### Rows from a figure dataset

◆ ◆ ◆ ◆

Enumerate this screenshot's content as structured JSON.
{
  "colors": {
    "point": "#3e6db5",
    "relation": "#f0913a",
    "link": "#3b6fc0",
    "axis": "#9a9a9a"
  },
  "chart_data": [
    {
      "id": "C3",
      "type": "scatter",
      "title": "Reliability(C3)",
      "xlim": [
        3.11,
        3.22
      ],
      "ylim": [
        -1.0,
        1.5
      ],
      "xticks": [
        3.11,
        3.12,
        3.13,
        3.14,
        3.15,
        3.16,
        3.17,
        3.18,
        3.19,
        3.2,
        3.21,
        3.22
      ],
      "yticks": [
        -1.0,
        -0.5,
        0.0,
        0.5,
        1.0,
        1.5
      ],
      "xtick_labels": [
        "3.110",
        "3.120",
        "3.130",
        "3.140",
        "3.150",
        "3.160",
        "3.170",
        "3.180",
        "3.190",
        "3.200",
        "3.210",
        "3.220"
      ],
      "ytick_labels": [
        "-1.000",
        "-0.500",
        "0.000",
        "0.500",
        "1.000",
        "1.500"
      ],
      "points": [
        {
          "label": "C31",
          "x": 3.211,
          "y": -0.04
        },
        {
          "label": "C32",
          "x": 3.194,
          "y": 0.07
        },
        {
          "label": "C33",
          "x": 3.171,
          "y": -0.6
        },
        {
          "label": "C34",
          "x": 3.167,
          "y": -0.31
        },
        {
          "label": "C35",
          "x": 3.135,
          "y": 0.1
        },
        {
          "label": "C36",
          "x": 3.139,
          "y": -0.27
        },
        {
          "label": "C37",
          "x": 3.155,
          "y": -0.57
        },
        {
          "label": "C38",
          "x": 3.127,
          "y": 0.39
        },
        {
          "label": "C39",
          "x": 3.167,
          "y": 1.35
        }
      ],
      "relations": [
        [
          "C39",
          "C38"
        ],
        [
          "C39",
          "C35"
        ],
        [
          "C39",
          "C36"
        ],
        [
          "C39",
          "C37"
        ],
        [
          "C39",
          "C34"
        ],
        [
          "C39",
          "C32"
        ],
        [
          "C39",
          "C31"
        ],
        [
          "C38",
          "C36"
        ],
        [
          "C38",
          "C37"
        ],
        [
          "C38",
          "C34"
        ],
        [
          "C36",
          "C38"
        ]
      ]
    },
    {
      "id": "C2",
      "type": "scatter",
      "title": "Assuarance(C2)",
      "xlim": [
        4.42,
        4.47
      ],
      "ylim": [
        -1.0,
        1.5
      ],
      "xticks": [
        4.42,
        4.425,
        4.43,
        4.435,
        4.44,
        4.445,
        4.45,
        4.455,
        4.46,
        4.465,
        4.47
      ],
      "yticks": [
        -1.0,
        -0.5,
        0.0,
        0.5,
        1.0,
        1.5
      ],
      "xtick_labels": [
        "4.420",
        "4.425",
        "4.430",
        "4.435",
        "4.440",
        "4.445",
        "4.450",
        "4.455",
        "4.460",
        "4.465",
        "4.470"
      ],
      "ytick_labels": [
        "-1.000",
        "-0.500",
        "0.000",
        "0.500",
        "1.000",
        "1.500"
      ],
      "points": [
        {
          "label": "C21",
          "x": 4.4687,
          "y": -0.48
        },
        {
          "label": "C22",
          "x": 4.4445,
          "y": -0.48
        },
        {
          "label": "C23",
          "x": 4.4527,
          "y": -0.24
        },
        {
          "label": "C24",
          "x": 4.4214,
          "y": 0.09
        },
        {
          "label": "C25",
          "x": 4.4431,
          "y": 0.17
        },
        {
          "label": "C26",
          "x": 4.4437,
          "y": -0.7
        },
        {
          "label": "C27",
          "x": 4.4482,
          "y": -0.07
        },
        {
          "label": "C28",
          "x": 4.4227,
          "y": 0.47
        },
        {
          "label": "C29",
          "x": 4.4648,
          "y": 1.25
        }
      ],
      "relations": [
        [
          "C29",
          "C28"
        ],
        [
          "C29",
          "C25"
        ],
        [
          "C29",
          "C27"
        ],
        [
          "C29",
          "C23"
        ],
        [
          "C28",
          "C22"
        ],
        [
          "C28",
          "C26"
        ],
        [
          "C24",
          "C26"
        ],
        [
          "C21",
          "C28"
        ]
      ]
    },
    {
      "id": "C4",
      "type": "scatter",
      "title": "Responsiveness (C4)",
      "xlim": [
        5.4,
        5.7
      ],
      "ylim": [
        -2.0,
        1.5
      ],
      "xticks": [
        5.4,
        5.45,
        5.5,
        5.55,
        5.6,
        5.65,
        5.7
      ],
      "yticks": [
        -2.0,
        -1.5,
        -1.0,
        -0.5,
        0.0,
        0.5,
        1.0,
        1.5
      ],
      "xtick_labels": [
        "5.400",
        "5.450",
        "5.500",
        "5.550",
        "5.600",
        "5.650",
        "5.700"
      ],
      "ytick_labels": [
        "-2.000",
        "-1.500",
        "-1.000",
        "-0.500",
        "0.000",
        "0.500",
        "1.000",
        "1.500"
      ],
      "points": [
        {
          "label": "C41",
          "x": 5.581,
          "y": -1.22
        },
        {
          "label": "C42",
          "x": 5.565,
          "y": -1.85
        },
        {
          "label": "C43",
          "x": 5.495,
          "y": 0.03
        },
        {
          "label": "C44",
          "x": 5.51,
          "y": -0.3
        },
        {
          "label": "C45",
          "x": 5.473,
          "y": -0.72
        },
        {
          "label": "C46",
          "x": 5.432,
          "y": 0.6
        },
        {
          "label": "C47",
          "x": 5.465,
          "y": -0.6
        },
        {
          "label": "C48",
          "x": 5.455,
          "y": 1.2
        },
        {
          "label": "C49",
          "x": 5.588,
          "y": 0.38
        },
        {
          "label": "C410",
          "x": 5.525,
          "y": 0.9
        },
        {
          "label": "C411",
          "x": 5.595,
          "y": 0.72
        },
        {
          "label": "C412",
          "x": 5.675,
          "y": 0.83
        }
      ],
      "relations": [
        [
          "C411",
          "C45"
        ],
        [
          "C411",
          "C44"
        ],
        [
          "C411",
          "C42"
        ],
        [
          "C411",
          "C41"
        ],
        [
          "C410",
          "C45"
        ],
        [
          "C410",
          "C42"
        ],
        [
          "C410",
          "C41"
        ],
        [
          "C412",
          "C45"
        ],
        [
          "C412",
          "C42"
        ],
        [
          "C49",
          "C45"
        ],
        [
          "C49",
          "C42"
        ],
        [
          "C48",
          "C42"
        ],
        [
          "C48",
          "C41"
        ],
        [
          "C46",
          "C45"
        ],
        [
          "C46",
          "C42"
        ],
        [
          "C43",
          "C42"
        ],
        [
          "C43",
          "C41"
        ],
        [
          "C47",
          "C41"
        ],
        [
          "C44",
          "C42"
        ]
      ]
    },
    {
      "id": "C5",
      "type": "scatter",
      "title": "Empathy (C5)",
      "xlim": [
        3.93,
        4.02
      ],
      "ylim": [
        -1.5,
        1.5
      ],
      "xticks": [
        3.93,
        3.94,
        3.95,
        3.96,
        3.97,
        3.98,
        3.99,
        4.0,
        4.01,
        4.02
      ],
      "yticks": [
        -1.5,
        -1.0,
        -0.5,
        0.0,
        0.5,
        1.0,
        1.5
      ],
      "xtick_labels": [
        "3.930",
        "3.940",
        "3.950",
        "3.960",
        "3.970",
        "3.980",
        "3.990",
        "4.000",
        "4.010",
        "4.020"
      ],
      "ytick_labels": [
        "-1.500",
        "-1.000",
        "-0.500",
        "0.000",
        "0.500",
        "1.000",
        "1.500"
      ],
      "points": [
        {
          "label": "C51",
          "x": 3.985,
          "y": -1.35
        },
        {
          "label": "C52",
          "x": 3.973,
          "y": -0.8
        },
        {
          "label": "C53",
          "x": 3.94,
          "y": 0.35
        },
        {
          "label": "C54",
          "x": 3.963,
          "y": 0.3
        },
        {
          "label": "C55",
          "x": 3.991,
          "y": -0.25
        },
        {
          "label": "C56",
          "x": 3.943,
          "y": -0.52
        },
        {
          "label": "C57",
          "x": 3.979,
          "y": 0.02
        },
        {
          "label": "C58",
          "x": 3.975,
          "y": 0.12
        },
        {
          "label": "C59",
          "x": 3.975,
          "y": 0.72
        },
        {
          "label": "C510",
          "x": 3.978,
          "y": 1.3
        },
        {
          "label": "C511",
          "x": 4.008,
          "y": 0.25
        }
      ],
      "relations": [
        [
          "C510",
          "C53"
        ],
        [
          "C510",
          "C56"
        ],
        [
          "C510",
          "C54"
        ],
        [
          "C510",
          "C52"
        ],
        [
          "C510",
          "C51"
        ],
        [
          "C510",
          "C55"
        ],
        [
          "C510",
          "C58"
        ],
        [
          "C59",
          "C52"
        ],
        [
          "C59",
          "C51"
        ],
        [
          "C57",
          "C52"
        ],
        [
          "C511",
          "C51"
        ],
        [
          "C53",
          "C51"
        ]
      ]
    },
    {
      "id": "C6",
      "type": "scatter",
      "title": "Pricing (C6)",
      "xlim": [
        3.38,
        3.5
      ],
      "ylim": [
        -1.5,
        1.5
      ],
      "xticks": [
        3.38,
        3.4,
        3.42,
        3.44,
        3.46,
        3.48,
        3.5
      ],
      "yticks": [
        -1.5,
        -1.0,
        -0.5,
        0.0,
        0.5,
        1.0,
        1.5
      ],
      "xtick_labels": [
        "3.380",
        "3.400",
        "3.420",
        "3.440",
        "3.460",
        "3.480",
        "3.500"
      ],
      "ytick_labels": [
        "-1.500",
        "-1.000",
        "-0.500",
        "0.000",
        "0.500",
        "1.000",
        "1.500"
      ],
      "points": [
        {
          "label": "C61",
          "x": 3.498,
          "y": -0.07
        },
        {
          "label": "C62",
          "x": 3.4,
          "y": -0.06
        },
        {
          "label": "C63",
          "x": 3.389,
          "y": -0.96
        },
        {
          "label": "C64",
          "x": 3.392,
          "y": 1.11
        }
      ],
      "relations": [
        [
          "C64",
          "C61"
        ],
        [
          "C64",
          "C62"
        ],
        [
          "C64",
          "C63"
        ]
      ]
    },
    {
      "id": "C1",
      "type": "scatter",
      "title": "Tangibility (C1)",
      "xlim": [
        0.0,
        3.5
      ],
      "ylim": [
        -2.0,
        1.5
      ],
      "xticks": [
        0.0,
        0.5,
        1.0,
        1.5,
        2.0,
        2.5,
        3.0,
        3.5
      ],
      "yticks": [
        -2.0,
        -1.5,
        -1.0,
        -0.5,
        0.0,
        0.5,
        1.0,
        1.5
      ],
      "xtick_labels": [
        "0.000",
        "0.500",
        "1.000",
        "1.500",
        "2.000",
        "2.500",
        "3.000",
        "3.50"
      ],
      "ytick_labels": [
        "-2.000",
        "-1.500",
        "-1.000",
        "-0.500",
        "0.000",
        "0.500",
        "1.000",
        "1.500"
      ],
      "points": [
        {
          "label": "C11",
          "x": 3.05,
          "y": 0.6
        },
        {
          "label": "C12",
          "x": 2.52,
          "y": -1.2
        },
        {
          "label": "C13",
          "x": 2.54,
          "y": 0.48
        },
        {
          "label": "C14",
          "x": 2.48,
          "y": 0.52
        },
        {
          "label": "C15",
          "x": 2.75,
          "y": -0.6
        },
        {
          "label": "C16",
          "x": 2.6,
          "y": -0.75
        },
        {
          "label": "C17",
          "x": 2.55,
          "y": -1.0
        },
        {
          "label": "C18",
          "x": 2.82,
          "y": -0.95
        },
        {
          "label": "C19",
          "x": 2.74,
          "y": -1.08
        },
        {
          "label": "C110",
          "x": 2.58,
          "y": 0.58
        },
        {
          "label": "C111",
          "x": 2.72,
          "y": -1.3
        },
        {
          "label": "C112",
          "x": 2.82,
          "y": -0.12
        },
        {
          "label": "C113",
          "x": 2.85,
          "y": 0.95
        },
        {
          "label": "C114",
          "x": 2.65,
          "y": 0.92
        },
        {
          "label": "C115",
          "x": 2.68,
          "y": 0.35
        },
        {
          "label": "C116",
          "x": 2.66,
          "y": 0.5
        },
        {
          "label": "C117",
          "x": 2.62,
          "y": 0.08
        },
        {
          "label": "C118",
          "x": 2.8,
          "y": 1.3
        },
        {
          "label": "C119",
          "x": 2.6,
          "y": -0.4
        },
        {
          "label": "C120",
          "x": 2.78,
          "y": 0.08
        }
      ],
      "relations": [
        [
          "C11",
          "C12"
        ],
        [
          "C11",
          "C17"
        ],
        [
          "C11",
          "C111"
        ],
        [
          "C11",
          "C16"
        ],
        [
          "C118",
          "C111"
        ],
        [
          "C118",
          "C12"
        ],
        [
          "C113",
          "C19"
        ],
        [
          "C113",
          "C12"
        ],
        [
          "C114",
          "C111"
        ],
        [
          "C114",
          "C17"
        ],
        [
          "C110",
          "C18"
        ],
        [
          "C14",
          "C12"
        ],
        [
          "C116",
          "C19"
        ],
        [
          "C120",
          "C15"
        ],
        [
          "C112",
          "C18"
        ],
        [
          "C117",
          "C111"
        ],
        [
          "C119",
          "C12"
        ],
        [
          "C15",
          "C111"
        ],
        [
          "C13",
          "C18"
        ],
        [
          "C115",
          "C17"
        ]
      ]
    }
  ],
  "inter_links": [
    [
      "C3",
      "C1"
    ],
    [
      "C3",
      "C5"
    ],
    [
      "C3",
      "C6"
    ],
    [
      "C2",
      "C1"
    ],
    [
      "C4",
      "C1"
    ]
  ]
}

◆ ◆ ◆ ◆

### TASK DETAILS
The required answer is a single number: the count of lines in the entries that hold the string "title".

### RESULT
6